■ Records:
╭──

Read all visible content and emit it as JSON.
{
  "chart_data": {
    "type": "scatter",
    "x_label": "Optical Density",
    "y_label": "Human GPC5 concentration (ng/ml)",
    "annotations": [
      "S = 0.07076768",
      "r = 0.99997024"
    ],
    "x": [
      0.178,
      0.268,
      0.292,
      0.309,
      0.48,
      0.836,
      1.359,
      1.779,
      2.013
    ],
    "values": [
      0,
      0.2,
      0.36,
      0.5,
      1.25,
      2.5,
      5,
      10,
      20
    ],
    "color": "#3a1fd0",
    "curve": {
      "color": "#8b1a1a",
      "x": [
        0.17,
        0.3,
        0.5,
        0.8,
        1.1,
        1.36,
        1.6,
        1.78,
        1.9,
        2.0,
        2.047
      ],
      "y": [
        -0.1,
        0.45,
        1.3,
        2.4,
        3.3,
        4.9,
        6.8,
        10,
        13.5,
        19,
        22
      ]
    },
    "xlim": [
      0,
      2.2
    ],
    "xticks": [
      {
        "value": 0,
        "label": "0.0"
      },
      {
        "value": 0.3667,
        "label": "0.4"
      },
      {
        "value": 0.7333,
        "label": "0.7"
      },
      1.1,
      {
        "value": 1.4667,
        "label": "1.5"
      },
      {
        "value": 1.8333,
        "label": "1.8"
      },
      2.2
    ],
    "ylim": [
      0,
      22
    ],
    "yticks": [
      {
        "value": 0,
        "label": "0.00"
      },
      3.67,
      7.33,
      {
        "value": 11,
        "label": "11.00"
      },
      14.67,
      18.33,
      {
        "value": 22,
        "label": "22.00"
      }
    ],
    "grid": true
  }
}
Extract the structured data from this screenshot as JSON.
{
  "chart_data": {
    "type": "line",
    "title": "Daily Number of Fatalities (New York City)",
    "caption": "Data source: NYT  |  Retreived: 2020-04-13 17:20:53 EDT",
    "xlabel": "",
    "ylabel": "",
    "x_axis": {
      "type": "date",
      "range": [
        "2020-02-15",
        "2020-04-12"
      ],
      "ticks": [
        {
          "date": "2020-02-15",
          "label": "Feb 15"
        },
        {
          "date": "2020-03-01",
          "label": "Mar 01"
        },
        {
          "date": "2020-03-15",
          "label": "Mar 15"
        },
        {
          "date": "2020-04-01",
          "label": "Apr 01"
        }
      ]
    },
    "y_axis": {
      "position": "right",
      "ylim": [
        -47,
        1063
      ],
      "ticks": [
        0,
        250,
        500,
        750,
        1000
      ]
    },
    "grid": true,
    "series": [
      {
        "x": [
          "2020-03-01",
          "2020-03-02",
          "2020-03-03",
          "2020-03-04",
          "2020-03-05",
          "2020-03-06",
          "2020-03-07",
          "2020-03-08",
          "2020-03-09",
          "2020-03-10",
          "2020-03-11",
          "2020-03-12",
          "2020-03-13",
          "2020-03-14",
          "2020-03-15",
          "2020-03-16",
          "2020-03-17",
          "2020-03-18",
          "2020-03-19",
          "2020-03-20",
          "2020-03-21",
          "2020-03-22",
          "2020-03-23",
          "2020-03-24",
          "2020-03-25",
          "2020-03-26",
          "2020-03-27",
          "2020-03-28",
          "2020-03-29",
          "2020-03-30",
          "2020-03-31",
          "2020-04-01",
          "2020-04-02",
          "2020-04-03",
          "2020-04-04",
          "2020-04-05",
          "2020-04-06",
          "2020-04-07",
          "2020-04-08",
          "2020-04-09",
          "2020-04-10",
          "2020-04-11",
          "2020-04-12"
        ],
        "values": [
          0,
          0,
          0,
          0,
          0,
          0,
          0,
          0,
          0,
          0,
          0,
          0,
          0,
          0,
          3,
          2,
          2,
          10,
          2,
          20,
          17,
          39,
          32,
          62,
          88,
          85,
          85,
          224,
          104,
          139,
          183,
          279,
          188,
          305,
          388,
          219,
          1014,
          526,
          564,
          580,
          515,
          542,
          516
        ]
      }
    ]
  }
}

╰──

■ What the exercise asks:
Give the data again, exactly as it stands.

■ Response to this task:
Read all visible content and emit it as JSON.
{
  "chart_data": {
    "type": "scatter",
    "x_label": "Optical Density",
    "y_label": "Human GPC5 concentration (ng/ml)",
    "annotations": [
      "S = 0.07076768",
      "r = 0.99997024"
    ],
    "x": [
      0.178,
      0.268,
      0.292,
      0.309,
      0.48,
      0.836,
      1.359,
      1.779,
      2.013
    ],
    "values": [
      0,
      0.2,
      0.36,
      0.5,
      1.25,
      2.5,
      5,
      10,
      20
    ],
    "color": "#3a1fd0",
    "curve": {
      "color": "#8b1a1a",
      "x": [
        0.17,
        0.3,
        0.5,
        0.8,
        1.1,
        1.36,
        1.6,
        1.78,
        1.9,
        2.0,
        2.047
      ],
      "y": [
        -0.1,
        0.45,
        1.3,
        2.4,
        3.3,
        4.9,
        6.8,
        10,
        13.5,
        19,
        22
      ]
    },
    "xlim": [
      0,
      2.2
    ],
    "xticks": [
      {
        "value": 0,
        "label": "0.0"
      },
      {
        "value": 0.3667,
        "label": "0.4"
      },
      {
        "value": 0.7333,
        "label": "0.7"
      },
      1.1,
      {
        "value": 1.4667,
        "label": "1.5"
      },
      {
        "value": 1.8333,
        "label": "1.8"
      },
      2.2
    ],
    "ylim": [
      0,
      22
    ],
    "yticks": [
      {
        "value": 0,
        "label": "0.00"
      },
      3.67,
      7.33,
      {
        "value": 11,
        "label": "11.00"
      },
      14.67,
      18.33,
      {
        "value": 22,
        "label": "22.00"
      }
    ],
    "grid": true
  }
}
Extract the structured data from this screenshot as JSON.
{
  "chart_data": {
    "type": "line",
    "title": "Daily Number of Fatalities (New York City)",
    "caption": "Data source: NYT  |  Retreived: 2020-04-13 17:20:53 EDT",
    "xlabel": "",
    "ylabel": "",
    "x_axis": {
      "type": "date",
      "range": [
        "2020-02-15",
        "2020-04-12"
      ],
      "ticks": [
        {
          "date": "2020-02-15",
          "label": "Feb 15"
        },
        {
          "date": "2020-03-01",
          "label": "Mar 01"
        },
        {
          "date": "2020-03-15",
          "label": "Mar 15"
        },
        {
          "date": "2020-04-01",
          "label": "Apr 01"
        }
      ]
    },
    "y_axis": {
      "position": "right",
      "ylim": [
        -47,
        1063
      ],
      "ticks": [
        0,
        250,
        500,
        750,
        1000
      ]
    },
    "grid": true,
    "series": [
      {
        "x": [
          "2020-03-01",
          "2020-03-02",
          "2020-03-03",
          "2020-03-04",
          "2020-03-05",
          "2020-03-06",
          "2020-03-07",
          "2020-03-08",
          "2020-03-09",
          "2020-03-10",
          "2020-03-11",
          "2020-03-12",
          "2020-03-13",
          "2020-03-14",
          "2020-03-15",
          "2020-03-16",
          "2020-03-17",
          "2020-03-18",
          "2020-03-19",
          "2020-03-20",
          "2020-03-21",
          "2020-03-22",
          "2020-03-23",
          "2020-03-24",
          "2020-03-25",
          "2020-03-26",
          "2020-03-27",
          "2020-03-28",
          "2020-03-29",
          "2020-03-30",
          "2020-03-31",
          "2020-04-01",
          "2020-04-02",
          "2020-04-03",
          "2020-04-04",
          "2020-04-05",
          "2020-04-06",
          "2020-04-07",
          "2020-04-08",
          "2020-04-09",
          "2020-04-10",
          "2020-04-11",
          "2020-04-12"
        ],
        "values": [
          0,
          0,
          0,
          0,
          0,
          0,
          0,
          0,
          0,
          0,
          0,
          0,
          0,
          0,
          3,
          2,
          2,
          10,
          2,
          20,
          17,
          39,
          32,
          62,
          88,
          85,
          85,
          224,
          104,
          139,
          183,
          279,
          188,
          305,
          388,
          219,
          1014,
          526,
          564,
          580,
          515,
          542,
          516
        ]
      }
    ]
  }
}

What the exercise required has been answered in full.